Task brief ->
Check each line for the string "JSON". Give only the count of lines that have it.
BEGIN Record set
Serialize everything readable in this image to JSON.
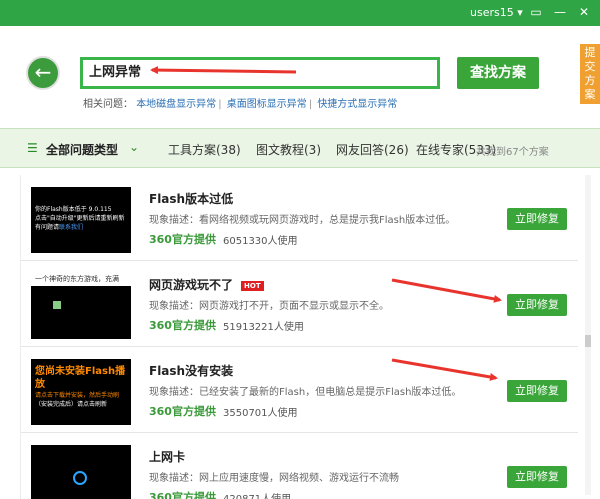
{
  "titlebar": {
    "user": "users15",
    "user_chevron": "▾",
    "icons": [
      "chat-icon",
      "minimize-icon",
      "close-icon"
    ]
  },
  "header": {
    "back_icon": "←",
    "search_value": "上网异常",
    "search_button": "查找方案",
    "related_label": "相关问题：",
    "related_links": [
      "本地磁盘显示异常",
      "桌面图标显示异常",
      "快捷方式显示异常"
    ],
    "side_tab": "提交方案"
  },
  "tabs": {
    "all": "全部问题类型",
    "items": [
      "工具方案(38)",
      "图文教程(3)",
      "网友回答(26)",
      "在线专家(533)"
    ],
    "found": "共找到67个方案"
  },
  "rows": [
    {
      "title": "Flash版本过低",
      "hot": "",
      "desc": "现象描述：看网络视频或玩网页游戏时，总是提示我Flash版本过低。",
      "source": "360官方提供",
      "users": "6051330人使用",
      "button": "立即修复",
      "thumb_lines": [
        "你的Flash版本低于 9.0.115",
        "点击\"自动升级\"更新后请重新刷新",
        "有问题请"
      ],
      "thumb_link": "联系我们"
    },
    {
      "title": "网页游戏玩不了",
      "hot": "HOT",
      "desc": "现象描述：网页游戏打不开，页面不显示或显示不全。",
      "source": "360官方提供",
      "users": "51913221人使用",
      "button": "立即修复",
      "thumb_banner": "一个神奇的东方游戏，充满"
    },
    {
      "title": "Flash没有安装",
      "hot": "",
      "desc": "现象描述：已经安装了最新的Flash，但电脑总是提示Flash版本过低。",
      "source": "360官方提供",
      "users": "3550701人使用",
      "button": "立即修复",
      "thumb_head": "您尚未安装Flash播放",
      "thumb_lines": [
        "请点击下载并安装，然后手动刷",
        "（安装完成后）请点击刷新"
      ]
    },
    {
      "title": "上网卡",
      "hot": "",
      "desc": "现象描述：网上应用速度慢，网络视频、游戏运行不流畅",
      "source": "360官方提供",
      "users": "420871人使用",
      "button": "立即修复"
    }
  ],
  "colors": {
    "brand_green": "#2fa545",
    "button_green": "#3aa63a",
    "annotation_red": "#e8342c",
    "side_orange": "#f0a030"
  }
}
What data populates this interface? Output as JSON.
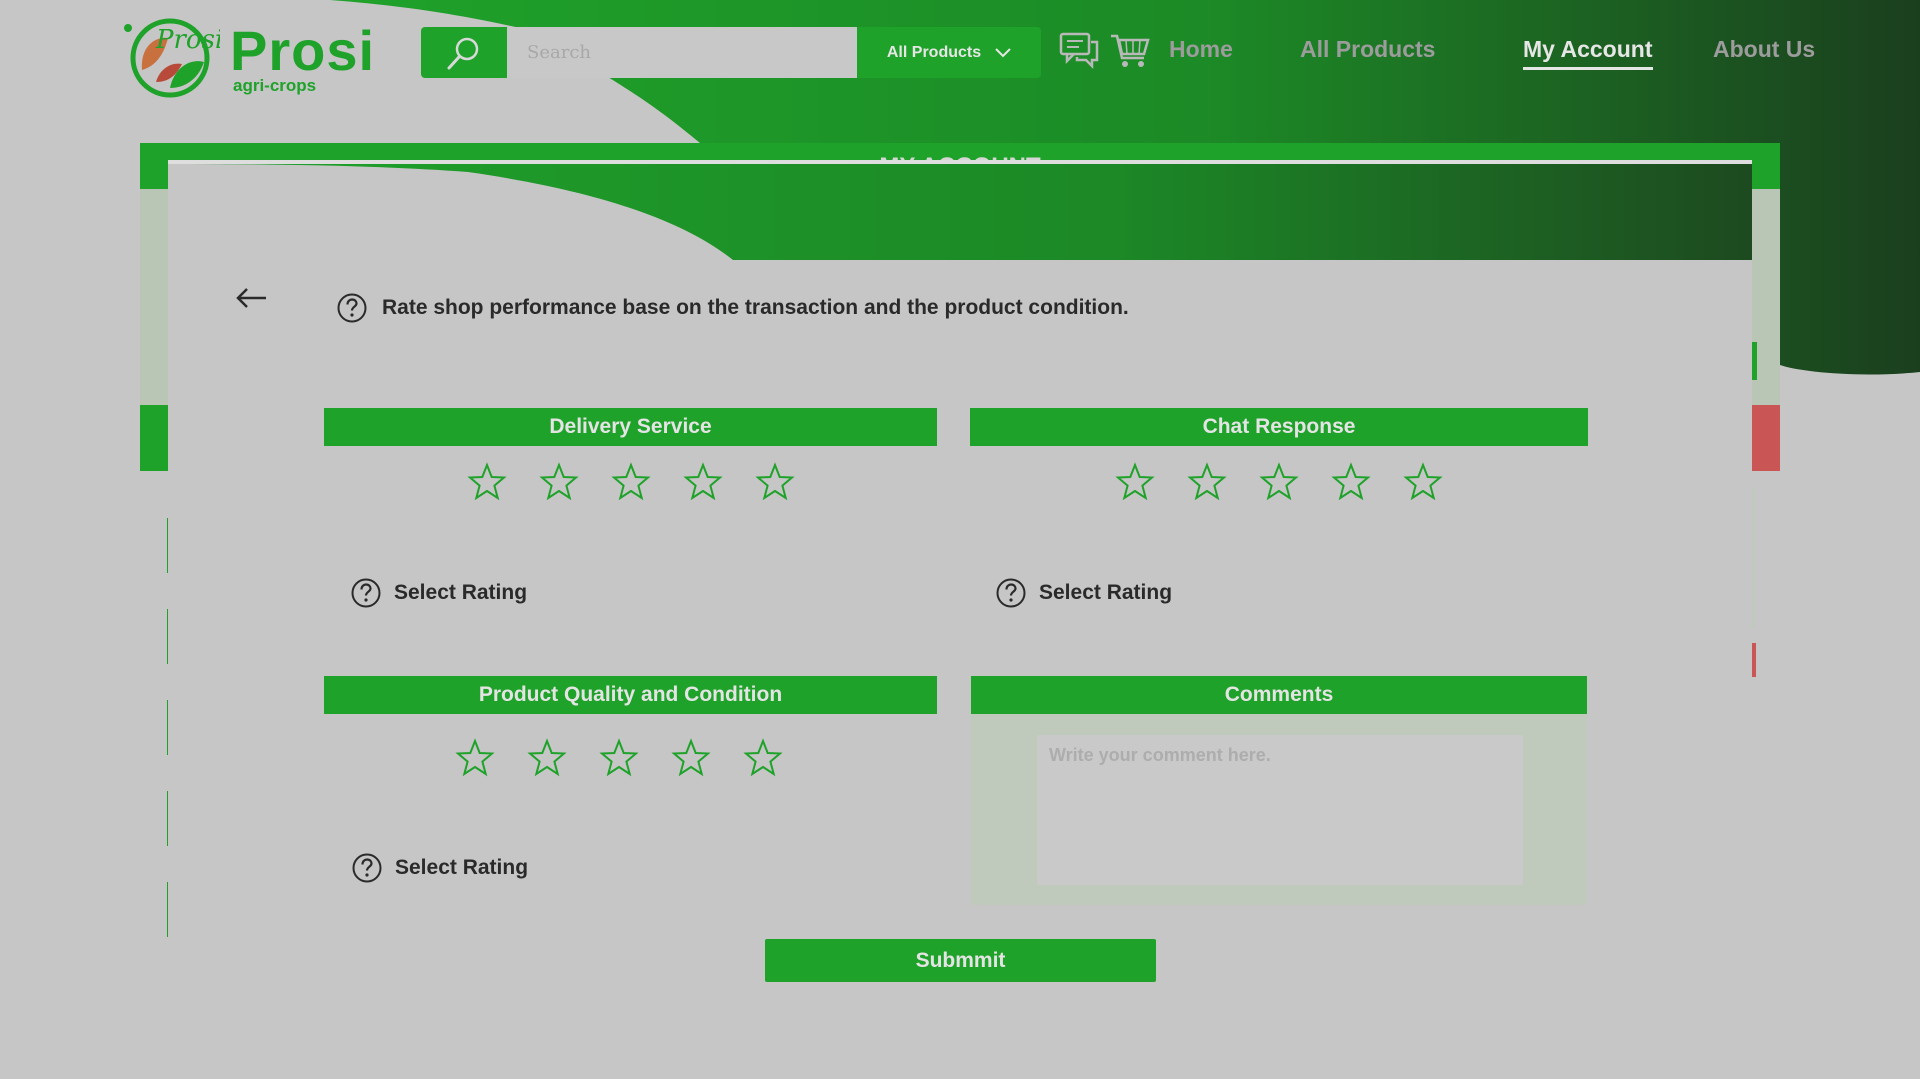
{
  "brand": {
    "name": "Prosi",
    "tagline": "agri-crops",
    "logo_text": "Prosi",
    "color": "#1fa22a"
  },
  "header": {
    "search_placeholder": "Search",
    "category_select": "All Products",
    "icons": [
      "search-icon",
      "chat-icon",
      "cart-icon",
      "chevron-down-icon"
    ],
    "nav": [
      {
        "label": "Home",
        "active": false
      },
      {
        "label": "All Products",
        "active": false
      },
      {
        "label": "My Account",
        "active": true
      },
      {
        "label": "About Us",
        "active": false
      }
    ]
  },
  "page": {
    "title": "MY ACCOUNT"
  },
  "rating_modal": {
    "instruction": "Rate shop performance base on the transaction and the product condition.",
    "cards": [
      {
        "title": "Delivery Service",
        "stars": 5,
        "rating": 0,
        "status": "Select Rating"
      },
      {
        "title": "Chat Response",
        "stars": 5,
        "rating": 0,
        "status": "Select Rating"
      },
      {
        "title": "Product Quality and Condition",
        "stars": 5,
        "rating": 0,
        "status": "Select Rating"
      }
    ],
    "comments": {
      "title": "Comments",
      "placeholder": "Write your comment here.",
      "value": ""
    },
    "submit_label": "Submmit"
  },
  "colors": {
    "primary": "#1fa22a",
    "dark_green": "#1d4a20",
    "danger": "#c95555",
    "overlay_bg": "#c6c6c6"
  }
}
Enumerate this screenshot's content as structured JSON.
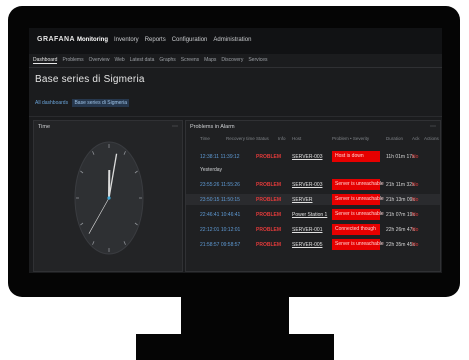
{
  "app": {
    "logo_text": "GRAFANA"
  },
  "main_menu": [
    "Monitoring",
    "Inventory",
    "Reports",
    "Configuration",
    "Administration"
  ],
  "main_menu_active": 0,
  "sub_menu": [
    "Dashboard",
    "Problems",
    "Overview",
    "Web",
    "Latest data",
    "Graphs",
    "Screens",
    "Maps",
    "Discovery",
    "Services"
  ],
  "sub_menu_active": 0,
  "page": {
    "title": "Base series di Sigmeria"
  },
  "filter": {
    "all_label": "All dashboards",
    "selected": "Base series di Sigmeria"
  },
  "clock_widget": {
    "title": "Time",
    "hour": 12,
    "minute": 2,
    "second": 37
  },
  "problems_widget": {
    "title": "Problems in Alarm",
    "columns": [
      "Time",
      "Recovery time",
      "Status",
      "Info",
      "Host",
      "Problem • Severity",
      "Duration",
      "Ack",
      "Actions"
    ],
    "today_rows": [
      {
        "time": "12:38:11 11:39:12",
        "status": "PROBLEM",
        "host": "SERVER-003",
        "problem": "Host is down",
        "duration": "11h 01m 17s",
        "ack": "No"
      }
    ],
    "yesterday_label": "Yesterday",
    "yesterday_rows": [
      {
        "time": "23:55:26 11:55:26",
        "status": "PROBLEM",
        "host": "SERVER-003",
        "problem": "Server is unreachable",
        "duration": "21h 11m 32s",
        "ack": "No"
      },
      {
        "time": "23:50:15 11:50:15",
        "status": "PROBLEM",
        "host": "SERVER",
        "problem": "Server is unreachable",
        "duration": "21h 13m 09s",
        "ack": "No"
      },
      {
        "time": "22:46:41 10:46:41",
        "status": "PROBLEM",
        "host": "Power Station 1",
        "problem": "Server is unreachable",
        "duration": "21h 07m 19s",
        "ack": "No"
      },
      {
        "time": "22:12:01 10:12:01",
        "status": "PROBLEM",
        "host": "SERVER-001",
        "problem": "Connected though",
        "duration": "22h 26m 47s",
        "ack": "No"
      },
      {
        "time": "21:58:57 09:58:57",
        "status": "PROBLEM",
        "host": "SERVER-005",
        "problem": "Server is unreachable",
        "duration": "22h 35m 45s",
        "ack": "No"
      }
    ]
  },
  "colors": {
    "problem_bg": "#e60000",
    "link": "#5f9bd6",
    "status": "#e03a3a",
    "monitor": "#050505"
  }
}
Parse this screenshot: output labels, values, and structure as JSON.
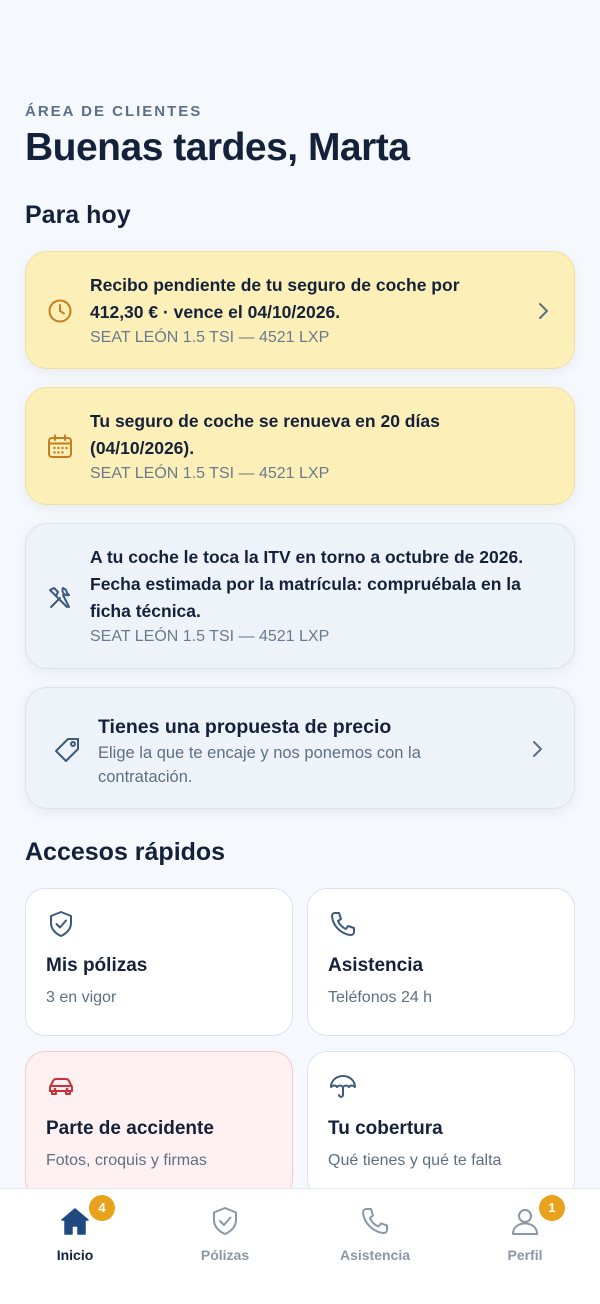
{
  "header": {
    "eyebrow": "ÁREA DE CLIENTES",
    "greeting": "Buenas tardes, Marta"
  },
  "today": {
    "title": "Para hoy",
    "cards": [
      {
        "icon": "clock-icon",
        "main_line1": "Recibo pendiente de tu seguro de coche por",
        "main_line2": "412,30 € · vence el 04/10/2026.",
        "car": "SEAT LEÓN 1.5 TSI — 4521 LXP"
      },
      {
        "icon": "calendar-icon",
        "main_line1": "Tu seguro de coche se renueva en 20 días",
        "main_line2": "(04/10/2026).",
        "car": "SEAT LEÓN 1.5 TSI — 4521 LXP"
      },
      {
        "icon": "tools-icon",
        "main_line1": "A tu coche le toca la ITV en torno a octubre de 2026.",
        "main_line2": "Fecha estimada por la matrícula: compruébala en la",
        "main_line3": "ficha técnica.",
        "car": "SEAT LEÓN 1.5 TSI — 4521 LXP"
      },
      {
        "icon": "tag-icon",
        "title": "Tienes una propuesta de precio",
        "sub_line1": "Elige la que te encaje y nos ponemos con la",
        "sub_line2": "contratación."
      }
    ]
  },
  "quick": {
    "title": "Accesos rápidos",
    "items": [
      {
        "icon": "shield-check-icon",
        "title": "Mis pólizas",
        "sub": "3 en vigor"
      },
      {
        "icon": "phone-icon",
        "title": "Asistencia",
        "sub": "Teléfonos 24 h"
      },
      {
        "icon": "car-icon",
        "title": "Parte de accidente",
        "sub": "Fotos, croquis y firmas"
      },
      {
        "icon": "umbrella-icon",
        "title": "Tu cobertura",
        "sub": "Qué tienes y qué te falta"
      }
    ]
  },
  "nav": {
    "items": [
      {
        "icon": "home-icon",
        "label": "Inicio",
        "badge": "4"
      },
      {
        "icon": "shield-check-icon",
        "label": "Pólizas"
      },
      {
        "icon": "phone-icon",
        "label": "Asistencia"
      },
      {
        "icon": "user-icon",
        "label": "Perfil",
        "badge": "1"
      }
    ]
  },
  "colors": {
    "warn_card": "#fdefb8",
    "info_card": "#eef3f9",
    "badge": "#e9a21c",
    "accent_red": "#c8323a",
    "icon_orange": "#c77d1a",
    "icon_blue": "#3b5a7d"
  }
}
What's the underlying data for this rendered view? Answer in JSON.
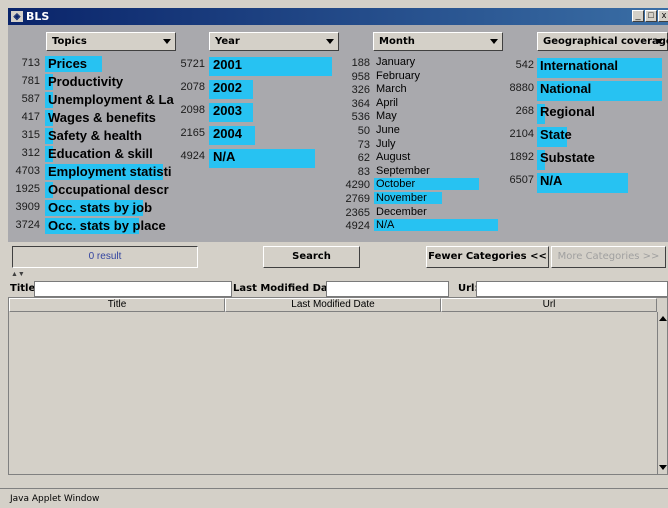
{
  "window": {
    "title": "BLS",
    "icon": "app-icon",
    "min_glyph": "_",
    "max_glyph": "□",
    "close_glyph": "x"
  },
  "filters": {
    "topics": {
      "label": "Topics",
      "items": [
        {
          "count": "713",
          "label": "Prices",
          "fraction": 0.46
        },
        {
          "count": "781",
          "label": "Productivity",
          "fraction": 0.05
        },
        {
          "count": "587",
          "label": "Unemployment & La",
          "fraction": 0.04
        },
        {
          "count": "417",
          "label": "Wages & benefits",
          "fraction": 0.03
        },
        {
          "count": "315",
          "label": "Safety & health",
          "fraction": 0.03
        },
        {
          "count": "312",
          "label": "Education & skill",
          "fraction": 0.03
        },
        {
          "count": "4703",
          "label": "Employment statisti",
          "fraction": 0.95
        },
        {
          "count": "1925",
          "label": "Occupational descr",
          "fraction": 0.06
        },
        {
          "count": "3909",
          "label": "Occ. stats by job",
          "fraction": 0.79
        },
        {
          "count": "3724",
          "label": "Occ. stats by place",
          "fraction": 0.76
        }
      ]
    },
    "year": {
      "label": "Year",
      "items": [
        {
          "count": "5721",
          "label": "2001",
          "fraction": 1.0
        },
        {
          "count": "2078",
          "label": "2002",
          "fraction": 0.36
        },
        {
          "count": "2098",
          "label": "2003",
          "fraction": 0.36
        },
        {
          "count": "2165",
          "label": "2004",
          "fraction": 0.37
        },
        {
          "count": "4924",
          "label": "N/A",
          "fraction": 0.86
        }
      ]
    },
    "month": {
      "label": "Month",
      "items": [
        {
          "count": "188",
          "label": "January",
          "fraction": 0.0
        },
        {
          "count": "958",
          "label": "February",
          "fraction": 0.0
        },
        {
          "count": "326",
          "label": "March",
          "fraction": 0.0
        },
        {
          "count": "364",
          "label": "April",
          "fraction": 0.0
        },
        {
          "count": "536",
          "label": "May",
          "fraction": 0.0
        },
        {
          "count": "50",
          "label": "June",
          "fraction": 0.0
        },
        {
          "count": "73",
          "label": "July",
          "fraction": 0.0
        },
        {
          "count": "62",
          "label": "August",
          "fraction": 0.0
        },
        {
          "count": "83",
          "label": "September",
          "fraction": 0.0
        },
        {
          "count": "4290",
          "label": "October",
          "fraction": 0.85
        },
        {
          "count": "2769",
          "label": "November",
          "fraction": 0.55
        },
        {
          "count": "2365",
          "label": "December",
          "fraction": 0.0
        },
        {
          "count": "4924",
          "label": "N/A",
          "fraction": 1.0
        }
      ]
    },
    "geo": {
      "label": "Geographical coverage",
      "items": [
        {
          "count": "542",
          "label": "International",
          "fraction": 1.0
        },
        {
          "count": "8880",
          "label": "National",
          "fraction": 1.0
        },
        {
          "count": "268",
          "label": "Regional",
          "fraction": 0.04
        },
        {
          "count": "2104",
          "label": "State",
          "fraction": 0.24
        },
        {
          "count": "1892",
          "label": "Substate",
          "fraction": 0.05
        },
        {
          "count": "6507",
          "label": "N/A",
          "fraction": 0.73
        }
      ]
    }
  },
  "buttons": {
    "result": "0 result",
    "search": "Search",
    "fewer": "Fewer Categories <<",
    "more": "More Categories >>"
  },
  "divider_glyph": "▲▼",
  "search_fields": {
    "title_label": "Title:",
    "title_value": "",
    "date_label": "Last Modified Date:",
    "date_value": "",
    "url_label": "Url:",
    "url_value": ""
  },
  "table": {
    "columns": [
      "Title",
      "Last Modified Date",
      "Url"
    ],
    "rows": []
  },
  "status": "Java Applet Window",
  "colors": {
    "accent_bar": "#27c2f2",
    "title_bar": "#0a246a",
    "panel_bg": "#a9a9ad"
  }
}
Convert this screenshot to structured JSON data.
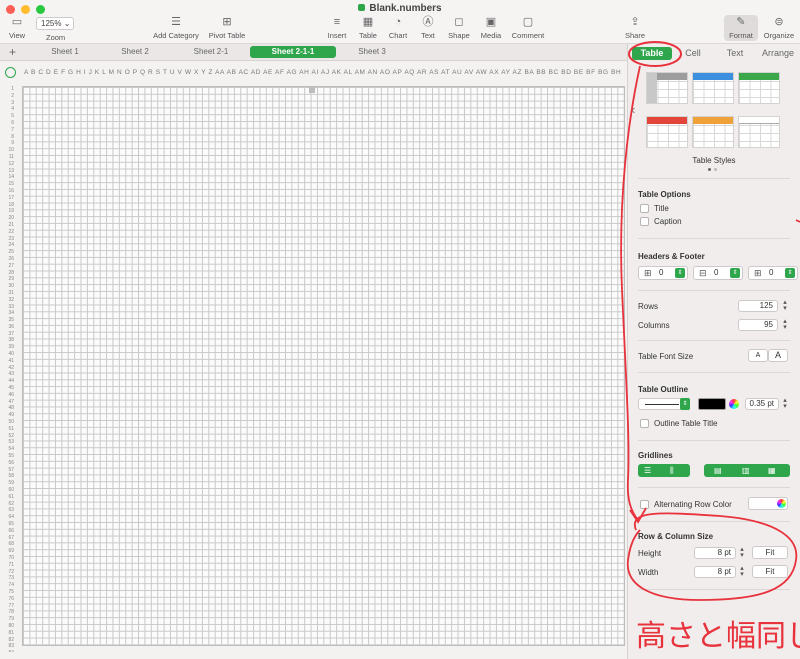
{
  "window": {
    "title": "Blank.numbers"
  },
  "toolbar": {
    "view": "View",
    "zoom_value": "125%",
    "zoom_label": "Zoom",
    "add_category": "Add Category",
    "pivot_table": "Pivot Table",
    "insert": "Insert",
    "table": "Table",
    "chart": "Chart",
    "text": "Text",
    "shape": "Shape",
    "media": "Media",
    "comment": "Comment",
    "share": "Share",
    "format": "Format",
    "organize": "Organize"
  },
  "sheets": {
    "add": "+",
    "tabs": [
      "Sheet 1",
      "Sheet 2",
      "Sheet 2-1",
      "Sheet 2-1-1",
      "Sheet 3"
    ],
    "active": "Sheet 2-1-1"
  },
  "grid": {
    "column_letters": "A B C D E F G H I J K L M N O P Q R S T U V W X Y Z AA AB AC AD AE AF AG AH AI AJ AK AL AM AN AO AP AQ AR AS AT AU AV AW AX AY AZ BA BB BC BD BE BF BG BH BI BJ BK BL BM BN BO BP BQ BR BS BT BU BV BW BX BY BZ CA CB CC CD CE CF CG CH CI CJ CK CL CM",
    "row_count": 84
  },
  "inspector": {
    "tabs": {
      "table": "Table",
      "cell": "Cell",
      "text": "Text",
      "arrange": "Arrange"
    },
    "table_styles_label": "Table Styles",
    "table_options": {
      "title": "Table Options",
      "title_label": "Title",
      "caption_label": "Caption"
    },
    "headers_footer": {
      "title": "Headers & Footer",
      "header_rows": "0",
      "header_cols": "0",
      "footer_rows": "0"
    },
    "rows": {
      "label": "Rows",
      "value": "125"
    },
    "columns": {
      "label": "Columns",
      "value": "95"
    },
    "font_size": {
      "label": "Table Font Size",
      "smaller": "A",
      "larger": "A"
    },
    "outline": {
      "title": "Table Outline",
      "width": "0.35 pt",
      "outline_title_label": "Outline Table Title"
    },
    "gridlines": {
      "title": "Gridlines"
    },
    "alternating": {
      "label": "Alternating Row Color"
    },
    "row_col_size": {
      "title": "Row & Column Size",
      "height_label": "Height",
      "height_value": "8 pt",
      "width_label": "Width",
      "width_value": "8 pt",
      "fit_label": "Fit"
    }
  },
  "annotation": {
    "handwritten_text": "高さと幅同じに"
  },
  "colors": {
    "accent_green": "#2fa54c",
    "annotation_red": "#e8323c",
    "style_blue": "#3d8fe0",
    "style_green": "#3aa84a",
    "style_red": "#e2453a",
    "style_orange": "#efa23a"
  }
}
END Record set
Exercise result ->
6